__EXERCISE INSTRUCTIONS__
Copy every line in which the string "score" occurs.

__EXTRACTED MATERIAL__
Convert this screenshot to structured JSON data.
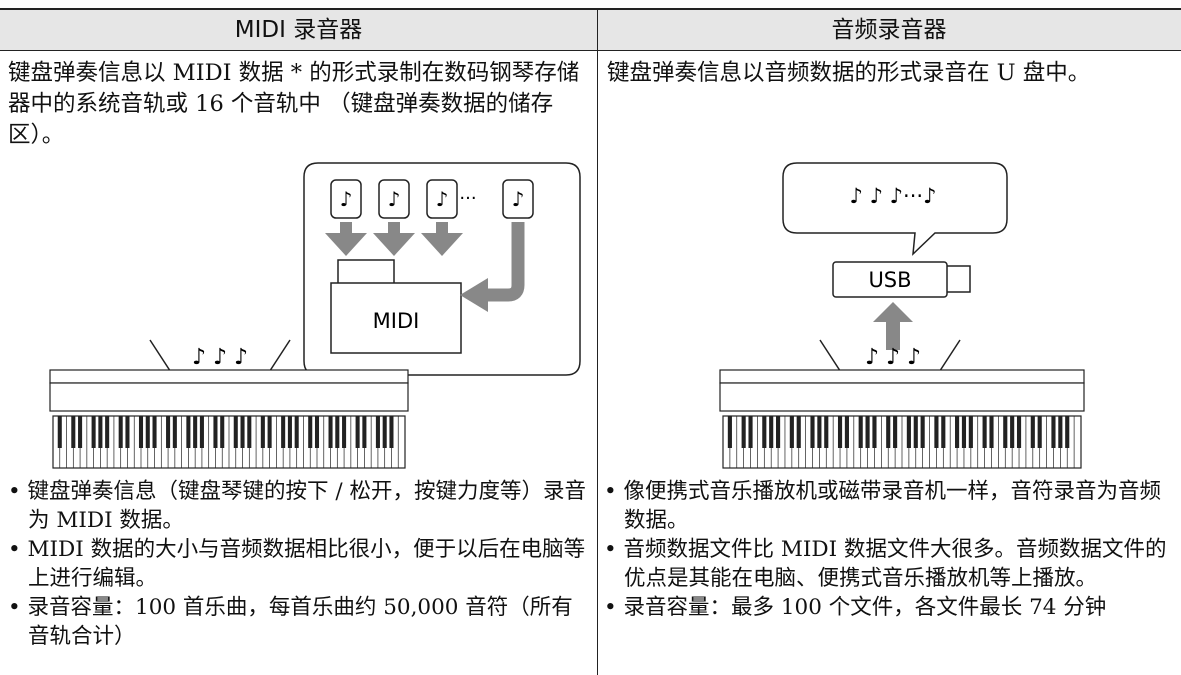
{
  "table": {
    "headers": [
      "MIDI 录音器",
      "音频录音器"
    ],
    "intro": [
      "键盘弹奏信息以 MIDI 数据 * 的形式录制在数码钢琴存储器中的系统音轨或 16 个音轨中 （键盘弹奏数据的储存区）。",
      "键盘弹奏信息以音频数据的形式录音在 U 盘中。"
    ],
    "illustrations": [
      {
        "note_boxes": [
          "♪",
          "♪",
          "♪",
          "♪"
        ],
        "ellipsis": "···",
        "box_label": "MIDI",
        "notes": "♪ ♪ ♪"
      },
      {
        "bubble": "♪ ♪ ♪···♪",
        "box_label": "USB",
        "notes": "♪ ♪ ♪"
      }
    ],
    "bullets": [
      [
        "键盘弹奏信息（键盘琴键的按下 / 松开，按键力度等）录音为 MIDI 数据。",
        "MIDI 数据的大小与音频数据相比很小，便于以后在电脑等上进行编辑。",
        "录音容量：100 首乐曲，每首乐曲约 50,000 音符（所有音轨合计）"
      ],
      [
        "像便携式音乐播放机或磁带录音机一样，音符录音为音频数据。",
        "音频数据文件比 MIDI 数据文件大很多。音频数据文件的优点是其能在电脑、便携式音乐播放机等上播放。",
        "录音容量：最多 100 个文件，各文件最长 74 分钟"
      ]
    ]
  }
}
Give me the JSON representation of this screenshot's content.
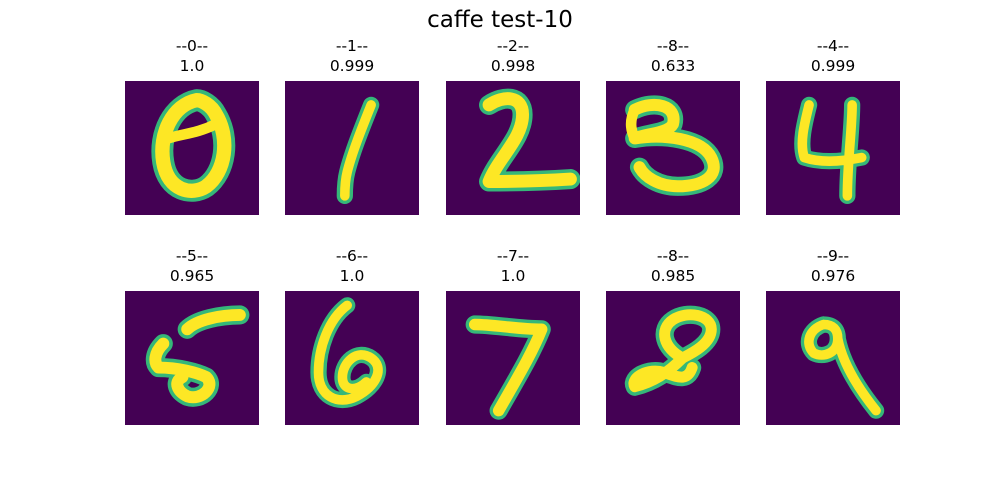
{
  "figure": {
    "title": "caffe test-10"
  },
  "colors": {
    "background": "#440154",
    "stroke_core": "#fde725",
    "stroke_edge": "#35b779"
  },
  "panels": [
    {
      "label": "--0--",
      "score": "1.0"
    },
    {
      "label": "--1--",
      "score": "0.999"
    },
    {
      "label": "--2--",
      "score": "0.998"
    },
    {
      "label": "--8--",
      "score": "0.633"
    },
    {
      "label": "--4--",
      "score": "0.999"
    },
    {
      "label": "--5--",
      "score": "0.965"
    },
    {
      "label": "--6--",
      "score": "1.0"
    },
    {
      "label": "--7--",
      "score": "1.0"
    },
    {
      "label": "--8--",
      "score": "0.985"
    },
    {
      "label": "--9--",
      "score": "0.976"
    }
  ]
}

__SOLUTION BELOW__
      "score": "1.0"
      "score": "0.999"
      "score": "0.998"
      "score": "0.633"
      "score": "0.999"
      "score": "0.965"
      "score": "1.0"
      "score": "1.0"
      "score": "0.985"
      "score": "0.976"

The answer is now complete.